• [GOAL OF THE EXERCISE] Check each line of the records below and collect those holding "странах".

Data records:
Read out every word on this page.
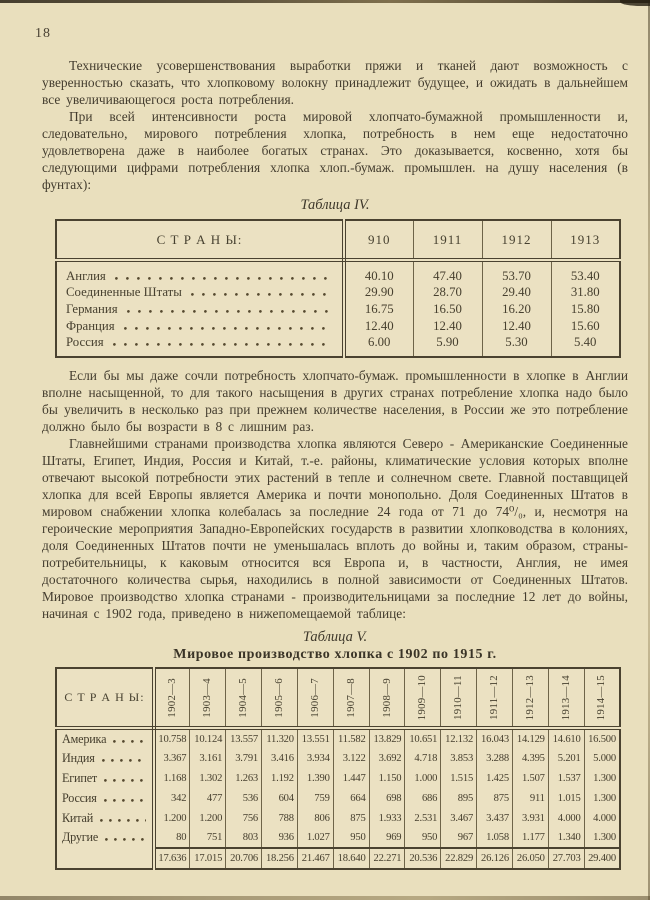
18

Технические усовершенствования выработки пряжи и тканей дают возможность с уверенностью сказать, что хлопковому волокну принадлежит будущее, и ожидать в дальнейшем все увеличивающегося роста потребления.

При всей интенсивности роста мировой хлопчато-бумажной промышленности и, следовательно, мирового потребления хлопка, потребность в нем еще недостаточно удовлетворена даже в наиболее богатых странах. Это доказывается, косвенно, хотя бы следующими цифрами потребления хлопка хлоп.-бумаж. промышлен. на душу населения (в фунтах):

Таблица IV.
С Т Р А Н Ы:	910	1911	1912	1913

Англия	40.10	47.40	53.70	53.40

Соединенные Штаты	29.90	28.70	29.40	31.80

Германия	16.75	16.50	16.20	15.80

Франция	12.40	12.40	12.40	15.60

Россия	6.00	5.90	5.30	5.40

Если бы мы даже сочли потребность хлопчато-бумаж. промышленности в хлопке в Англии вполне насыщенной, то для такого насыщения в других странах потребление хлопка надо было бы увеличить в несколько раз при прежнем количестве населения, в России же это потребление должно было бы возрасти в 8 с лишним раз.

Главнейшими странами производства хлопка являются Северо - Американские Соединенные Штаты, Египет, Индия, Россия и Китай, т.-е. районы, климатические условия которых вполне отвечают высокой потребности этих растений в тепле и солнечном свете. Главной поставщицей хлопка для всей Европы является Америка и почти монопольно. Доля Соединенных Штатов в мировом снабжении хлопка колебалась за последние 24 года от 71 до 74⁰/₀, и, несмотря на героические мероприятия Западно-Европейских государств в развитии хлопководства в колониях, доля Соединенных Штатов почти не уменьшалась вплоть до войны и, таким образом, страны-потребительницы, к каковым относится вся Европа и, в частности, Англия, не имея достаточного количества сырья, находились в полной зависимости от Соединенных Штатов. Мировое производство хлопка странами - производительницами за последние 12 лет до войны, начиная с 1902 года, приведено в нижепомещаемой таблице:

Таблица V.
Мировое производство хлопка с 1902 по 1915 г.
С Т Р А Н Ы:	1902—3	1903—4	1904—5	1905—6	1906—7	1907—8	1908—9	1909—10	1910—11	1911—12	1912—13	1913—14	1914—15

Америка	10.758	10.124	13.557	11.320	13.551	11.582	13.829	10.651	12.132	16.043	14.129	14.610	16.500

Индия	3.367	3.161	3.791	3.416	3.934	3.122	3.692	4.718	3.853	3.288	4.395	5.201	5.000

Египет	1.168	1.302	1.263	1.192	1.390	1.447	1.150	1.000	1.515	1.425	1.507	1.537	1.300

Россия	342	477	536	604	759	664	698	686	895	875	911	1.015	1.300

Китай	1.200	1.200	756	788	806	875	1.933	2.531	3.467	3.437	3.931	4.000	4.000

Другие	80	751	803	936	1.027	950	969	950	967	1.058	1.177	1.340	1.300
	17.636	17.015	20.706	18.256	21.467	18.640	22.271	20.536	22.829	26.126	26.050	27.703	29.400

• [RESPONSE TO THIS TASK]
При всей интенсивности роста мировой хлопчато-бумажной промышленности и, следовательно, мирового потребления хлопка, потребность в нем еще недостаточно удовлетворена даже в наиболее богатых странах. Это доказывается, косвенно, хотя бы следующими цифрами потребления хлопка хлоп.-бумаж. промышлен. на душу населения (в фунтах):
Если бы мы даже сочли потребность хлопчато-бумаж. промышленности в хлопке в Англии вполне насыщенной, то для такого насыщения в других странах потребление хлопка надо было бы увеличить в несколько раз при прежнем количестве населения, в России же это потребление должно было бы возрасти в 8 с лишним раз.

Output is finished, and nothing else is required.